§ **BAGIAN TEKS**:
Hal yang sama berlaku pada anak binatang yang dilahirkan dari proses pembauran antara induk (jantan/betina) yang dagingnya halal dimakan, dengan induk lain yang dagingnya haram dimakan. Anak hasil pembauran itu dihukumi haram karena salah satu induknya adalah “binatang haram”. Sebab ia tercipta dari hasil percampuran antara sperma/ovum yang haram dengan yang halal. Dan masih banyak lagi persoalan-persoalan lain yang memiliki kemiripan karakter dengan dua contoh di atas, yang mana semua itu menghasilkan satu kesimpulan hukum, yaitu haram.
Penerapan kaidah
Dari beragam persoalan itulah para fuqaha kemudian merumus­kan sebuah kaidah:
إذَا اجْتَمَعَ الْحَلَالُ وَالْحَرَامُ غَلَبَ الْحَرَام
Artinya : apabila sesuatu yang halal berkumpul dengan yang haram, maka yang menang adalah yang haram.
Penjelasan dari kaidah ini adalah disebabkannya suatu perkara yang haram itu sudah barang tentu menyimpan kerusakan, baik langsung maupun tidak langsung. Oleh karena itu, sebagai langkah prefentif untuk menghindari dari kerusakan tersebut, ketika suatu barang yang mengandung unsur haram terhadap semua barang yang telah bersatu tersebut. Dengan kata lain, lebih baik melepaskan barang yang halal, dari pada mengonsumsi barang haram yang dianggap halal.

§ **SOAL**: Salin dengan tepat bagian teks tentang kaidah halal dan haram dari "Penerapan kaidah" sampai "yang dianggap halal.". Gunakan hanya teks di atas sebagai acuan.

§ **BAHAN SUMBER**:
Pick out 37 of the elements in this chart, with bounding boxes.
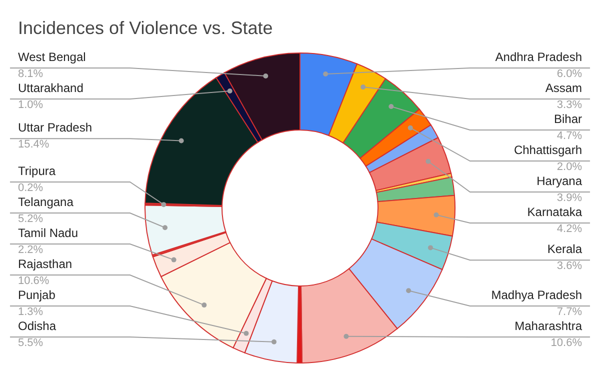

§ **JAWABAN LENGKAP**:
Penerapan kaidah
Dari beragam persoalan itulah para fuqaha kemudian merumus­kan sebuah kaidah:
إذَا اجْتَمَعَ الْحَلَالُ وَالْحَرَامُ غَلَبَ الْحَرَام
Artinya : apabila sesuatu yang halal berkumpul dengan yang haram, maka yang menang adalah yang haram.
Penjelasan dari kaidah ini adalah disebabkannya suatu perkara yang haram itu sudah barang tentu menyimpan kerusakan, baik langsung maupun tidak langsung. Oleh karena itu, sebagai langkah prefentif untuk menghindari dari kerusakan tersebut, ketika suatu barang yang mengandung unsur haram terhadap semua barang yang telah bersatu tersebut. Dengan kata lain, lebih baik melepaskan barang yang halal, dari pada mengonsumsi barang haram yang dianggap halal.